#### DATA PROVIDED ####
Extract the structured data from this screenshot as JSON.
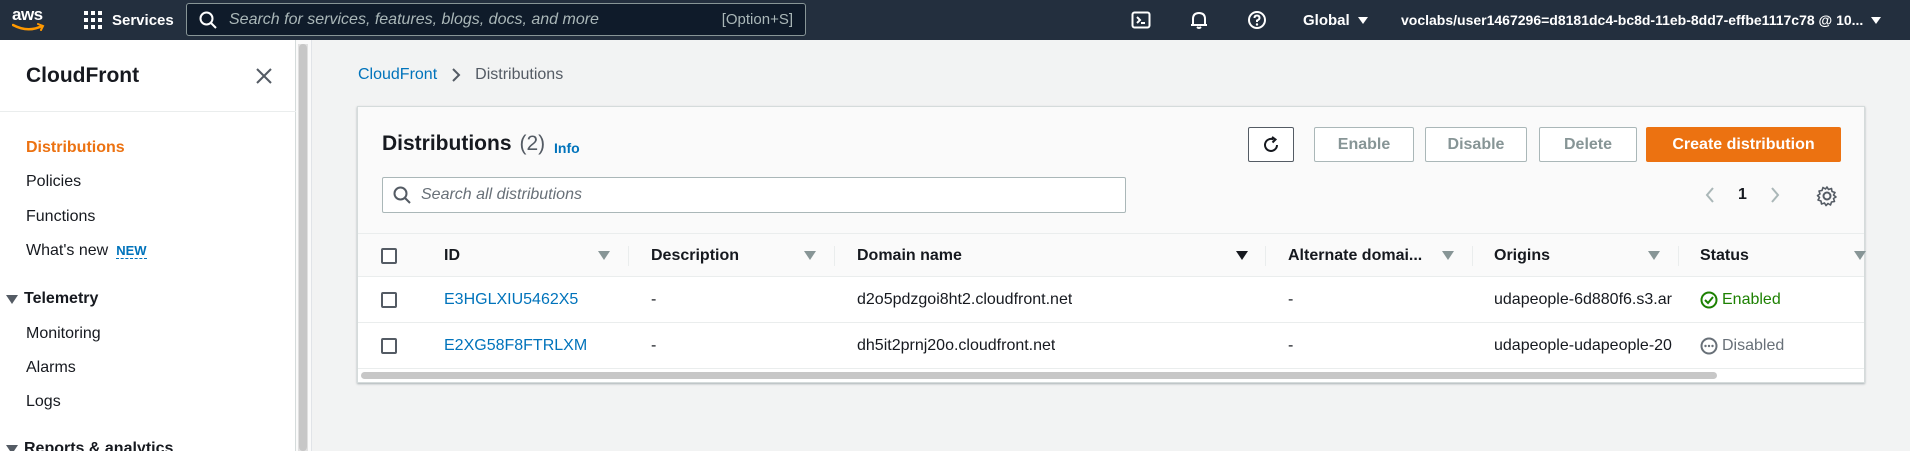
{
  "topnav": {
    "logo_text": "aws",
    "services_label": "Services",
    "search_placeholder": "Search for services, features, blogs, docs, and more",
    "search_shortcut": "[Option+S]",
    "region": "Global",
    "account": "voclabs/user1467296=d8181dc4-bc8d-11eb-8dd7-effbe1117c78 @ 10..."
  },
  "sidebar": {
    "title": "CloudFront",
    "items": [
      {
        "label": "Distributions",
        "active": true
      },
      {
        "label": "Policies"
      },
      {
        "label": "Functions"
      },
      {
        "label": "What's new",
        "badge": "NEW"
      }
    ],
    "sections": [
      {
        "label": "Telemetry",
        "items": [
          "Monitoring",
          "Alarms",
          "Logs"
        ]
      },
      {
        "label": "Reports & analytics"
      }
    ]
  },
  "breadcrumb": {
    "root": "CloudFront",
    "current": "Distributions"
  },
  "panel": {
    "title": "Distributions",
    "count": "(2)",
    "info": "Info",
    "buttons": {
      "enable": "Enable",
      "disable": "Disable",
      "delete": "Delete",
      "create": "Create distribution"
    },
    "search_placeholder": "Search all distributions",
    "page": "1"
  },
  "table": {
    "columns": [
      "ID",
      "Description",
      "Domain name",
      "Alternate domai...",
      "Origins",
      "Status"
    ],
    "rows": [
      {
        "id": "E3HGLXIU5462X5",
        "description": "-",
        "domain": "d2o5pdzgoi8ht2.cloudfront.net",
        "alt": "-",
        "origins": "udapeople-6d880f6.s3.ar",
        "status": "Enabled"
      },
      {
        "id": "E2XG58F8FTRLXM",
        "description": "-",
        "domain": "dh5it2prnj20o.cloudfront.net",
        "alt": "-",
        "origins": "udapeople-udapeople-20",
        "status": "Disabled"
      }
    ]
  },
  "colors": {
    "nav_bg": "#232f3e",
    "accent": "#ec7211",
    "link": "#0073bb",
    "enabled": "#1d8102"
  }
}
####
Report only the number of lines that hold the string "udapeople" in this listing.

2